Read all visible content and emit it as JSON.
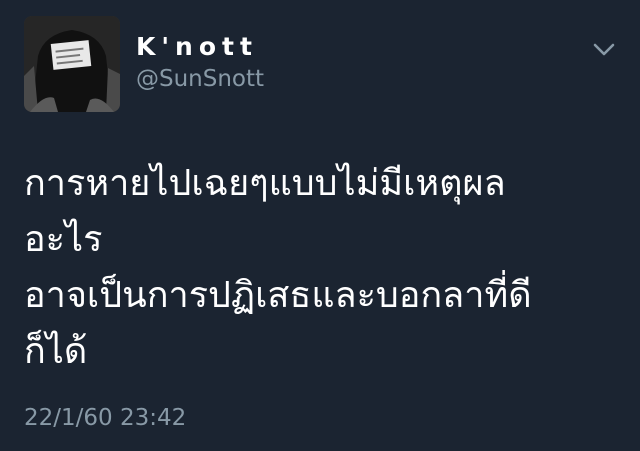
{
  "tweet": {
    "author": {
      "display_name": "K'nott",
      "handle": "@SunSnott",
      "avatar_icon": "user-avatar-photo"
    },
    "menu_icon": "chevron-down-icon",
    "text_lines": [
      "การหายไปเฉยๆแบบไม่มีเหตุผล",
      "อะไร",
      "อาจเป็นการปฏิเสธและบอกลาที่ดี",
      "ก็ได้"
    ],
    "timestamp": "22/1/60 23:42"
  },
  "colors": {
    "background": "#1b2431",
    "primary_text": "#ffffff",
    "secondary_text": "#8899a6"
  }
}
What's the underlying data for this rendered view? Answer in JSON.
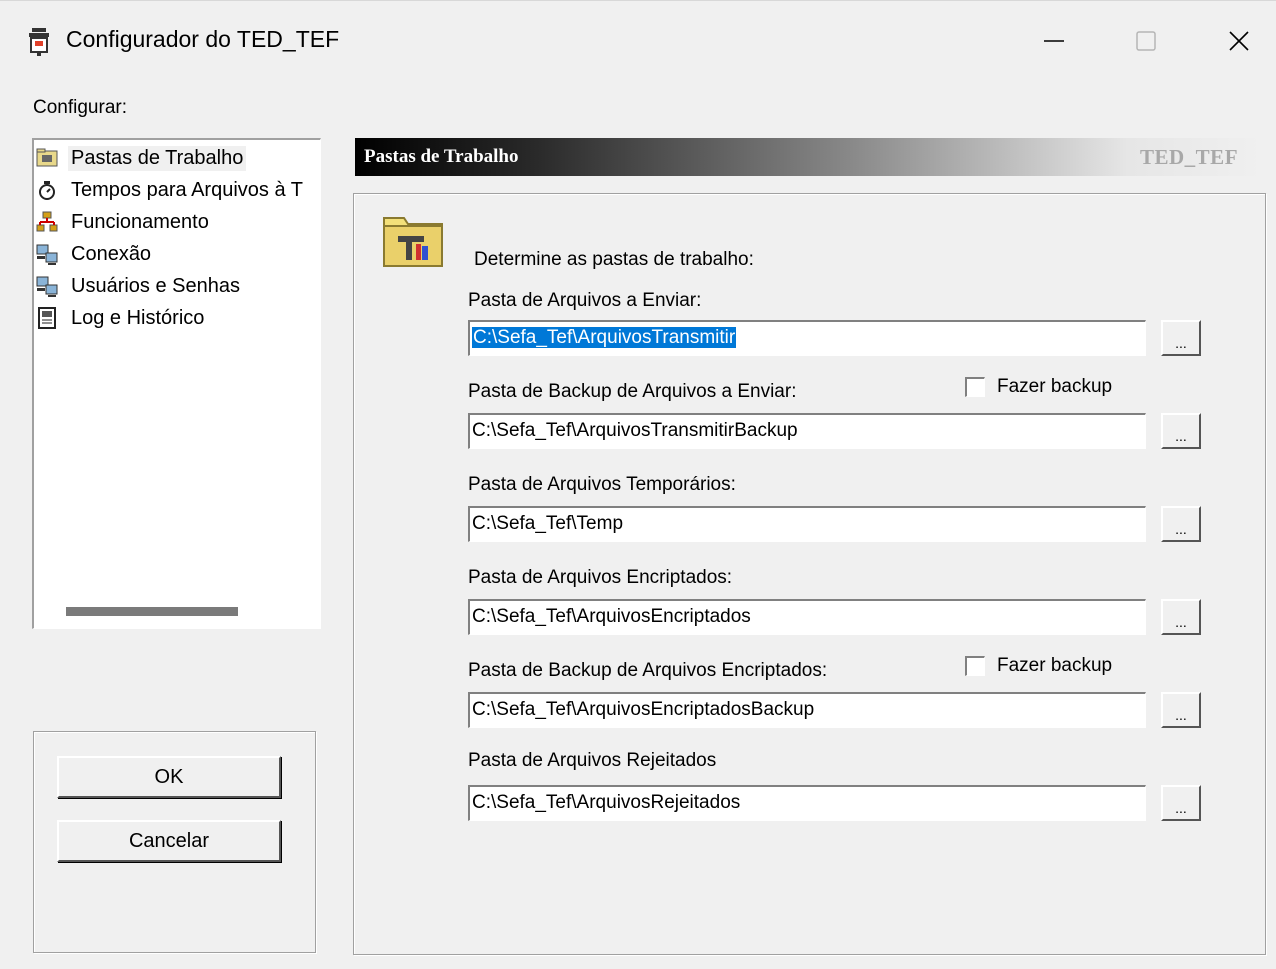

-----

Directions for this task » Pictures appear in the records above. Output everything except them, exactly.

Task solution »
Read all visible content and emit it as JSON.
{
  "tweet": {
    "author": {
      "display_name": "K'nott",
      "handle": "@SunSnott",
      "avatar_icon": "user-avatar-photo"
    },
    "menu_icon": "chevron-down-icon",
    "text_lines": [
      "การหายไปเฉยๆแบบไม่มีเหตุผล",
      "อะไร",
      "อาจเป็นการปฏิเสธและบอกลาที่ดี",
      "ก็ได้"
    ],
    "timestamp": "22/1/60 23:42"
  },
  "colors": {
    "background": "#1b2431",
    "primary_text": "#ffffff",
    "secondary_text": "#8899a6"
  }
}
What's the underlying data for this rendered view? Answer in JSON.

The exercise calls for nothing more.